[Dataset entries on figures]
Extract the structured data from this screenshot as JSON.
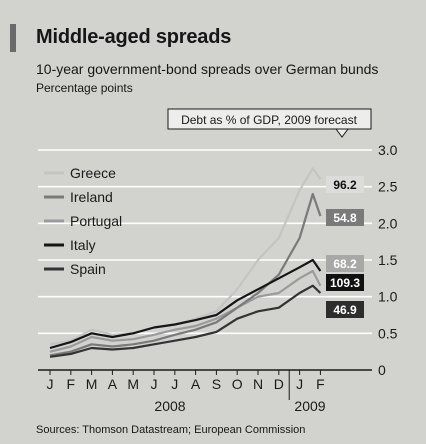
{
  "title": "Middle-aged spreads",
  "subtitle": "10-year government-bond spreads over German bunds",
  "units": "Percentage points",
  "source": "Sources: Thomson Datastream; European Commission",
  "chart_data": {
    "type": "line",
    "ylim": [
      0,
      3.0
    ],
    "yticks": [
      "0",
      "0.5",
      "1.0",
      "1.5",
      "2.0",
      "2.5",
      "3.0"
    ],
    "months": [
      "J",
      "F",
      "M",
      "A",
      "M",
      "J",
      "J",
      "A",
      "S",
      "O",
      "N",
      "D",
      "J",
      "F"
    ],
    "years": [
      "2008",
      "2009"
    ],
    "grid": true,
    "legend_position": "top-left",
    "debt_box_title": "Debt as % of GDP, 2009 forecast",
    "x": [
      "2008-01",
      "2008-02",
      "2008-03",
      "2008-04",
      "2008-05",
      "2008-06",
      "2008-07",
      "2008-08",
      "2008-09",
      "2008-10",
      "2008-11",
      "2008-12",
      "2009-01",
      "2009-01-20",
      "2009-02"
    ],
    "series": [
      {
        "name": "Greece",
        "color": "#c4c4c2",
        "debt_label": "96.2",
        "debt_bg": "#dcdcda",
        "debt_fg": "#111111",
        "values": [
          0.35,
          0.4,
          0.55,
          0.48,
          0.5,
          0.58,
          0.62,
          0.7,
          0.8,
          1.1,
          1.5,
          1.8,
          2.45,
          2.75,
          2.6
        ]
      },
      {
        "name": "Ireland",
        "color": "#7a7a7a",
        "debt_label": "54.8",
        "debt_bg": "#7a7a7a",
        "debt_fg": "#ffffff",
        "values": [
          0.2,
          0.25,
          0.35,
          0.32,
          0.35,
          0.4,
          0.48,
          0.55,
          0.65,
          0.85,
          1.05,
          1.3,
          1.8,
          2.4,
          2.1
        ]
      },
      {
        "name": "Portugal",
        "color": "#9b9b9b",
        "debt_label": "68.2",
        "debt_bg": "#a8a8a6",
        "debt_fg": "#ffffff",
        "values": [
          0.25,
          0.32,
          0.45,
          0.4,
          0.42,
          0.48,
          0.55,
          0.6,
          0.7,
          0.85,
          1.0,
          1.05,
          1.25,
          1.35,
          1.15
        ]
      },
      {
        "name": "Italy",
        "color": "#161616",
        "debt_label": "109.3",
        "debt_bg": "#111111",
        "debt_fg": "#ffffff",
        "values": [
          0.3,
          0.38,
          0.5,
          0.45,
          0.5,
          0.58,
          0.62,
          0.68,
          0.75,
          0.95,
          1.1,
          1.25,
          1.4,
          1.5,
          1.35
        ]
      },
      {
        "name": "Spain",
        "color": "#333333",
        "debt_label": "46.9",
        "debt_bg": "#2d2d2d",
        "debt_fg": "#ffffff",
        "values": [
          0.18,
          0.22,
          0.3,
          0.28,
          0.3,
          0.35,
          0.4,
          0.45,
          0.52,
          0.7,
          0.8,
          0.85,
          1.05,
          1.15,
          1.05
        ]
      }
    ]
  }
}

§ **Work to be completed**: Leave out the pictures and return every record word for word.

§ **Reply**:
Extract the structured data from this screenshot as JSON.
{
  "title": "Middle-aged spreads",
  "subtitle": "10-year government-bond spreads over German bunds",
  "units": "Percentage points",
  "source": "Sources: Thomson Datastream; European Commission",
  "chart_data": {
    "type": "line",
    "ylim": [
      0,
      3.0
    ],
    "yticks": [
      "0",
      "0.5",
      "1.0",
      "1.5",
      "2.0",
      "2.5",
      "3.0"
    ],
    "months": [
      "J",
      "F",
      "M",
      "A",
      "M",
      "J",
      "J",
      "A",
      "S",
      "O",
      "N",
      "D",
      "J",
      "F"
    ],
    "years": [
      "2008",
      "2009"
    ],
    "grid": true,
    "legend_position": "top-left",
    "debt_box_title": "Debt as % of GDP, 2009 forecast",
    "x": [
      "2008-01",
      "2008-02",
      "2008-03",
      "2008-04",
      "2008-05",
      "2008-06",
      "2008-07",
      "2008-08",
      "2008-09",
      "2008-10",
      "2008-11",
      "2008-12",
      "2009-01",
      "2009-01-20",
      "2009-02"
    ],
    "series": [
      {
        "name": "Greece",
        "color": "#c4c4c2",
        "debt_label": "96.2",
        "debt_bg": "#dcdcda",
        "debt_fg": "#111111",
        "values": [
          0.35,
          0.4,
          0.55,
          0.48,
          0.5,
          0.58,
          0.62,
          0.7,
          0.8,
          1.1,
          1.5,
          1.8,
          2.45,
          2.75,
          2.6
        ]
      },
      {
        "name": "Ireland",
        "color": "#7a7a7a",
        "debt_label": "54.8",
        "debt_bg": "#7a7a7a",
        "debt_fg": "#ffffff",
        "values": [
          0.2,
          0.25,
          0.35,
          0.32,
          0.35,
          0.4,
          0.48,
          0.55,
          0.65,
          0.85,
          1.05,
          1.3,
          1.8,
          2.4,
          2.1
        ]
      },
      {
        "name": "Portugal",
        "color": "#9b9b9b",
        "debt_label": "68.2",
        "debt_bg": "#a8a8a6",
        "debt_fg": "#ffffff",
        "values": [
          0.25,
          0.32,
          0.45,
          0.4,
          0.42,
          0.48,
          0.55,
          0.6,
          0.7,
          0.85,
          1.0,
          1.05,
          1.25,
          1.35,
          1.15
        ]
      },
      {
        "name": "Italy",
        "color": "#161616",
        "debt_label": "109.3",
        "debt_bg": "#111111",
        "debt_fg": "#ffffff",
        "values": [
          0.3,
          0.38,
          0.5,
          0.45,
          0.5,
          0.58,
          0.62,
          0.68,
          0.75,
          0.95,
          1.1,
          1.25,
          1.4,
          1.5,
          1.35
        ]
      },
      {
        "name": "Spain",
        "color": "#333333",
        "debt_label": "46.9",
        "debt_bg": "#2d2d2d",
        "debt_fg": "#ffffff",
        "values": [
          0.18,
          0.22,
          0.3,
          0.28,
          0.3,
          0.35,
          0.4,
          0.45,
          0.52,
          0.7,
          0.8,
          0.85,
          1.05,
          1.15,
          1.05
        ]
      }
    ]
  }
}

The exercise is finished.